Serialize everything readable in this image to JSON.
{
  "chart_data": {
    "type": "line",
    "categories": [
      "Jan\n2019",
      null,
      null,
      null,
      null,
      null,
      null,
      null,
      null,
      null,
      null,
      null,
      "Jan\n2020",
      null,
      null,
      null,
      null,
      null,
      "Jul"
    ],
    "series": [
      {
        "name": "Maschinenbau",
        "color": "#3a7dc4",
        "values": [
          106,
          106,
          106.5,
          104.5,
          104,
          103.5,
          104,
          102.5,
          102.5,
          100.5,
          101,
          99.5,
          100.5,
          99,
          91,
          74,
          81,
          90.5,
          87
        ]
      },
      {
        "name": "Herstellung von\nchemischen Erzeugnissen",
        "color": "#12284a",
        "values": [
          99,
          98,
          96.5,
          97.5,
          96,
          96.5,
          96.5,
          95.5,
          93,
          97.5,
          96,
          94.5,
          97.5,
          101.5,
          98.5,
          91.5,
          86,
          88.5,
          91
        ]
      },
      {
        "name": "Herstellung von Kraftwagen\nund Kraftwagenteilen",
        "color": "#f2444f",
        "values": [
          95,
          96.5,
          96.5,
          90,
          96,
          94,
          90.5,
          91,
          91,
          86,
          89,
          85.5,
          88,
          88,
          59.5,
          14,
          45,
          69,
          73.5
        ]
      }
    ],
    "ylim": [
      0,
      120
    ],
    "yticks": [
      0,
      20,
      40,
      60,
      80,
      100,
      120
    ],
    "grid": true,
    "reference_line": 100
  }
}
* * *
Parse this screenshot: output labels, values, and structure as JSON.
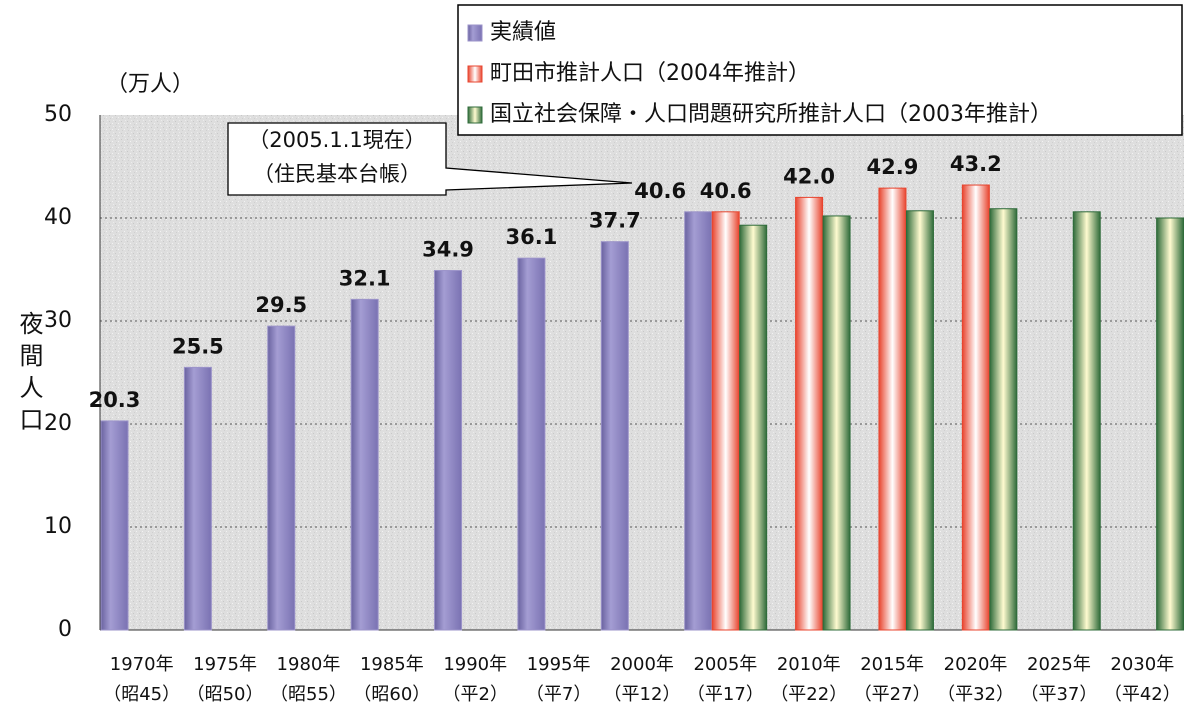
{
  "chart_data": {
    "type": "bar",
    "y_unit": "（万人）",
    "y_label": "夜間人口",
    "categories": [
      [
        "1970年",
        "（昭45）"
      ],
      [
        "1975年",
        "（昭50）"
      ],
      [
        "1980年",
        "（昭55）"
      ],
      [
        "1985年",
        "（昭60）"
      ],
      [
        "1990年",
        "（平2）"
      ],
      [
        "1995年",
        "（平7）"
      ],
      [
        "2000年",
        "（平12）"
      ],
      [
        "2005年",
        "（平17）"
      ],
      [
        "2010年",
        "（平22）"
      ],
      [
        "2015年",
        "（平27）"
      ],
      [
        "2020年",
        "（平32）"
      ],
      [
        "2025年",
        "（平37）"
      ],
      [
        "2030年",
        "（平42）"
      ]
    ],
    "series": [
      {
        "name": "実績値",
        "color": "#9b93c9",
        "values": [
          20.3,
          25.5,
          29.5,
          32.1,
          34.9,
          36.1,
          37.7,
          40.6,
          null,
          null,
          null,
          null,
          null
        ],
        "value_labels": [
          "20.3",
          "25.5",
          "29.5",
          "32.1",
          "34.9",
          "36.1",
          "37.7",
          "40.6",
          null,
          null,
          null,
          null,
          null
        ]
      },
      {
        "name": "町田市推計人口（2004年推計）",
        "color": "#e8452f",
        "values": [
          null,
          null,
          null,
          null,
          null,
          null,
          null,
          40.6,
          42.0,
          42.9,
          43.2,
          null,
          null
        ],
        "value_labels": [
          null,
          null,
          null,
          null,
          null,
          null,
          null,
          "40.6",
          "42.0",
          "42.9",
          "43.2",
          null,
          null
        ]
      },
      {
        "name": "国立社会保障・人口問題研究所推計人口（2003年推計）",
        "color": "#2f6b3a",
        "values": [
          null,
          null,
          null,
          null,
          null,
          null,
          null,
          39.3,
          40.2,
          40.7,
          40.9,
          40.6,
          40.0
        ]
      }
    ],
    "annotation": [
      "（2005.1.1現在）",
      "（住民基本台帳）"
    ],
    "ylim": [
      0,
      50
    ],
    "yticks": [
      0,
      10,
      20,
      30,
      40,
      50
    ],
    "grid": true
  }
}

*THE EXERCISE*
Scan the lines for the string "JSON". Copy out each line that matches.

*COMPLETED EXERCISE*
Serialize everything readable in this image to JSON.
Parse this screenshot: output labels, values, and structure as JSON.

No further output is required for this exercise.